> _What to produce_
Every entry below must appear again, exactly as written.

> _Data for the task_
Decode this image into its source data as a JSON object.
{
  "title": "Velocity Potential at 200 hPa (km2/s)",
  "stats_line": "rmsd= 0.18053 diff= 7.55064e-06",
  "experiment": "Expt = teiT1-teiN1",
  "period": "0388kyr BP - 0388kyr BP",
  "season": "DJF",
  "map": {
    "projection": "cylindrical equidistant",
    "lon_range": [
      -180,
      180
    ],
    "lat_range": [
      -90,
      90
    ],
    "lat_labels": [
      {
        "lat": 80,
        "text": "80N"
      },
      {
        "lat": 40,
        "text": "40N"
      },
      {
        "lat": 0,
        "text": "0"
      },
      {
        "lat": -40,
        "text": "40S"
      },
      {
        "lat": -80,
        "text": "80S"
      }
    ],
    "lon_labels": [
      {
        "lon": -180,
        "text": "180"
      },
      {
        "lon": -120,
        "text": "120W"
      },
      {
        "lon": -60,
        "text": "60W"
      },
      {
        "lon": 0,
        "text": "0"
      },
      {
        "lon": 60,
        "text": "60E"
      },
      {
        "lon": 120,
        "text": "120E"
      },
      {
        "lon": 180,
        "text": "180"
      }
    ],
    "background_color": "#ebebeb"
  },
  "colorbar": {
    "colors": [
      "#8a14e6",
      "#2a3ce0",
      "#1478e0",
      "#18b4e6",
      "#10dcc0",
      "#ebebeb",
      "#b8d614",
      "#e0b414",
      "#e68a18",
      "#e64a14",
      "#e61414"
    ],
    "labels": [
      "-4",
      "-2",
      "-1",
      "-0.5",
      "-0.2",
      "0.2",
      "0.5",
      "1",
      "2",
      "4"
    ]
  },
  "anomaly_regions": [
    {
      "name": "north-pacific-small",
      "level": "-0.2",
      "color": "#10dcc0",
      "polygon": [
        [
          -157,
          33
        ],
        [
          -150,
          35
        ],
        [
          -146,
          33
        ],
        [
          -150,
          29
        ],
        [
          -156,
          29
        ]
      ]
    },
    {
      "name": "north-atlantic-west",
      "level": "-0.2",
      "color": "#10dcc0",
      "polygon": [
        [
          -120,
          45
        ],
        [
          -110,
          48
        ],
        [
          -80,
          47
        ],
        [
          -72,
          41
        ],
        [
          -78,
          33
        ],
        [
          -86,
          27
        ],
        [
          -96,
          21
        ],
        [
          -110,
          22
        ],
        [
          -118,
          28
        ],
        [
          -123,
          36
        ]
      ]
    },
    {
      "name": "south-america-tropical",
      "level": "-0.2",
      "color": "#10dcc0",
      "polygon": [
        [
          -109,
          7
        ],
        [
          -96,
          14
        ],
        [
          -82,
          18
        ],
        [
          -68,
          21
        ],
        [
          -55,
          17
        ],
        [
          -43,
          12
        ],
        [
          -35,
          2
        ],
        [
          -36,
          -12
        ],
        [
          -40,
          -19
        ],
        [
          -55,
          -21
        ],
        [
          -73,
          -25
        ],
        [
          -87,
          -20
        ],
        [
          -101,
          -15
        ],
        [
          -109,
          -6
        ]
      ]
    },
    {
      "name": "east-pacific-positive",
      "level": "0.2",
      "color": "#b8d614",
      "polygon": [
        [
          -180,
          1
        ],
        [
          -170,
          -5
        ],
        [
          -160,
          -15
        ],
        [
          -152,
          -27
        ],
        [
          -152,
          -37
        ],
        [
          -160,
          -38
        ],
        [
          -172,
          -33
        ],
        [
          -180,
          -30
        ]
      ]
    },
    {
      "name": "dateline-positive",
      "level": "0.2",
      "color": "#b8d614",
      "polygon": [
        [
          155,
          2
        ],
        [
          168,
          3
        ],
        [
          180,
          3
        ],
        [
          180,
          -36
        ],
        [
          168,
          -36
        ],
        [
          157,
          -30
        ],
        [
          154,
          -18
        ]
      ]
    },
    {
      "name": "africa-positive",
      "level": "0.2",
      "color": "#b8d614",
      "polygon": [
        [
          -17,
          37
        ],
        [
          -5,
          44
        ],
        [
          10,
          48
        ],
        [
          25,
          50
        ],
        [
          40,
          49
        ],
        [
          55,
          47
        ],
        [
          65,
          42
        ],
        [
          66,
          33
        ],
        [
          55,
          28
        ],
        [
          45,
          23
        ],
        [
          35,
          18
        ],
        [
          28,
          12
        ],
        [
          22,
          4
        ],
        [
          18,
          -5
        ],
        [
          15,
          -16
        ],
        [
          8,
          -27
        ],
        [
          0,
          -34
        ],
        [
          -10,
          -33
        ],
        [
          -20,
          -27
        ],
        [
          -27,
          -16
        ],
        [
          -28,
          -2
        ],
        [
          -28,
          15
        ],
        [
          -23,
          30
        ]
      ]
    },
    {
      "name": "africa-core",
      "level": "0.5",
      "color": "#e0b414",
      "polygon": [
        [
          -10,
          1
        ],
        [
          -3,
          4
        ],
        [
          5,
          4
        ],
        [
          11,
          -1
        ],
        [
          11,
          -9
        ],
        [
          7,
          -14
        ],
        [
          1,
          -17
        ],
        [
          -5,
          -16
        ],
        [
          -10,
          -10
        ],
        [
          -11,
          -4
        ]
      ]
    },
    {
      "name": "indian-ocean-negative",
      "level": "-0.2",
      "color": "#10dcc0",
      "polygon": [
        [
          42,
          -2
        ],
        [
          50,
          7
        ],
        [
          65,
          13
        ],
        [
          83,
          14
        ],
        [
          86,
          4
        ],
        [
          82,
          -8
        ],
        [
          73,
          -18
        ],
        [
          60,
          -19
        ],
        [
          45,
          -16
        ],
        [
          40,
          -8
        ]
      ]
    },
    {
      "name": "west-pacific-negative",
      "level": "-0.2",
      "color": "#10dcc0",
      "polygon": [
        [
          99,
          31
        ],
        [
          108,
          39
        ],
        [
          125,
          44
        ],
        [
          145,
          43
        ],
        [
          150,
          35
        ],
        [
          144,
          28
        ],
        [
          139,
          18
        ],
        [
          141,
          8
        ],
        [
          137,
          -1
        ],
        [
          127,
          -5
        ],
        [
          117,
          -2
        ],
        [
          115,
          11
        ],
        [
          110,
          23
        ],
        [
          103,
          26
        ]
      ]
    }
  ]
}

> _Task output_
Decode this image into its source data as a JSON object.
{
  "title": "Velocity Potential at 200 hPa (km2/s)",
  "stats_line": "rmsd= 0.18053 diff= 7.55064e-06",
  "experiment": "Expt = teiT1-teiN1",
  "period": "0388kyr BP - 0388kyr BP",
  "season": "DJF",
  "map": {
    "projection": "cylindrical equidistant",
    "lon_range": [
      -180,
      180
    ],
    "lat_range": [
      -90,
      90
    ],
    "lat_labels": [
      {
        "lat": 80,
        "text": "80N"
      },
      {
        "lat": 40,
        "text": "40N"
      },
      {
        "lat": 0,
        "text": "0"
      },
      {
        "lat": -40,
        "text": "40S"
      },
      {
        "lat": -80,
        "text": "80S"
      }
    ],
    "lon_labels": [
      {
        "lon": -180,
        "text": "180"
      },
      {
        "lon": -120,
        "text": "120W"
      },
      {
        "lon": -60,
        "text": "60W"
      },
      {
        "lon": 0,
        "text": "0"
      },
      {
        "lon": 60,
        "text": "60E"
      },
      {
        "lon": 120,
        "text": "120E"
      },
      {
        "lon": 180,
        "text": "180"
      }
    ],
    "background_color": "#ebebeb"
  },
  "colorbar": {
    "colors": [
      "#8a14e6",
      "#2a3ce0",
      "#1478e0",
      "#18b4e6",
      "#10dcc0",
      "#ebebeb",
      "#b8d614",
      "#e0b414",
      "#e68a18",
      "#e64a14",
      "#e61414"
    ],
    "labels": [
      "-4",
      "-2",
      "-1",
      "-0.5",
      "-0.2",
      "0.2",
      "0.5",
      "1",
      "2",
      "4"
    ]
  },
  "anomaly_regions": [
    {
      "name": "north-pacific-small",
      "level": "-0.2",
      "color": "#10dcc0",
      "polygon": [
        [
          -157,
          33
        ],
        [
          -150,
          35
        ],
        [
          -146,
          33
        ],
        [
          -150,
          29
        ],
        [
          -156,
          29
        ]
      ]
    },
    {
      "name": "north-atlantic-west",
      "level": "-0.2",
      "color": "#10dcc0",
      "polygon": [
        [
          -120,
          45
        ],
        [
          -110,
          48
        ],
        [
          -80,
          47
        ],
        [
          -72,
          41
        ],
        [
          -78,
          33
        ],
        [
          -86,
          27
        ],
        [
          -96,
          21
        ],
        [
          -110,
          22
        ],
        [
          -118,
          28
        ],
        [
          -123,
          36
        ]
      ]
    },
    {
      "name": "south-america-tropical",
      "level": "-0.2",
      "color": "#10dcc0",
      "polygon": [
        [
          -109,
          7
        ],
        [
          -96,
          14
        ],
        [
          -82,
          18
        ],
        [
          -68,
          21
        ],
        [
          -55,
          17
        ],
        [
          -43,
          12
        ],
        [
          -35,
          2
        ],
        [
          -36,
          -12
        ],
        [
          -40,
          -19
        ],
        [
          -55,
          -21
        ],
        [
          -73,
          -25
        ],
        [
          -87,
          -20
        ],
        [
          -101,
          -15
        ],
        [
          -109,
          -6
        ]
      ]
    },
    {
      "name": "east-pacific-positive",
      "level": "0.2",
      "color": "#b8d614",
      "polygon": [
        [
          -180,
          1
        ],
        [
          -170,
          -5
        ],
        [
          -160,
          -15
        ],
        [
          -152,
          -27
        ],
        [
          -152,
          -37
        ],
        [
          -160,
          -38
        ],
        [
          -172,
          -33
        ],
        [
          -180,
          -30
        ]
      ]
    },
    {
      "name": "dateline-positive",
      "level": "0.2",
      "color": "#b8d614",
      "polygon": [
        [
          155,
          2
        ],
        [
          168,
          3
        ],
        [
          180,
          3
        ],
        [
          180,
          -36
        ],
        [
          168,
          -36
        ],
        [
          157,
          -30
        ],
        [
          154,
          -18
        ]
      ]
    },
    {
      "name": "africa-positive",
      "level": "0.2",
      "color": "#b8d614",
      "polygon": [
        [
          -17,
          37
        ],
        [
          -5,
          44
        ],
        [
          10,
          48
        ],
        [
          25,
          50
        ],
        [
          40,
          49
        ],
        [
          55,
          47
        ],
        [
          65,
          42
        ],
        [
          66,
          33
        ],
        [
          55,
          28
        ],
        [
          45,
          23
        ],
        [
          35,
          18
        ],
        [
          28,
          12
        ],
        [
          22,
          4
        ],
        [
          18,
          -5
        ],
        [
          15,
          -16
        ],
        [
          8,
          -27
        ],
        [
          0,
          -34
        ],
        [
          -10,
          -33
        ],
        [
          -20,
          -27
        ],
        [
          -27,
          -16
        ],
        [
          -28,
          -2
        ],
        [
          -28,
          15
        ],
        [
          -23,
          30
        ]
      ]
    },
    {
      "name": "africa-core",
      "level": "0.5",
      "color": "#e0b414",
      "polygon": [
        [
          -10,
          1
        ],
        [
          -3,
          4
        ],
        [
          5,
          4
        ],
        [
          11,
          -1
        ],
        [
          11,
          -9
        ],
        [
          7,
          -14
        ],
        [
          1,
          -17
        ],
        [
          -5,
          -16
        ],
        [
          -10,
          -10
        ],
        [
          -11,
          -4
        ]
      ]
    },
    {
      "name": "indian-ocean-negative",
      "level": "-0.2",
      "color": "#10dcc0",
      "polygon": [
        [
          42,
          -2
        ],
        [
          50,
          7
        ],
        [
          65,
          13
        ],
        [
          83,
          14
        ],
        [
          86,
          4
        ],
        [
          82,
          -8
        ],
        [
          73,
          -18
        ],
        [
          60,
          -19
        ],
        [
          45,
          -16
        ],
        [
          40,
          -8
        ]
      ]
    },
    {
      "name": "west-pacific-negative",
      "level": "-0.2",
      "color": "#10dcc0",
      "polygon": [
        [
          99,
          31
        ],
        [
          108,
          39
        ],
        [
          125,
          44
        ],
        [
          145,
          43
        ],
        [
          150,
          35
        ],
        [
          144,
          28
        ],
        [
          139,
          18
        ],
        [
          141,
          8
        ],
        [
          137,
          -1
        ],
        [
          127,
          -5
        ],
        [
          117,
          -2
        ],
        [
          115,
          11
        ],
        [
          110,
          23
        ],
        [
          103,
          26
        ]
      ]
    }
  ]
}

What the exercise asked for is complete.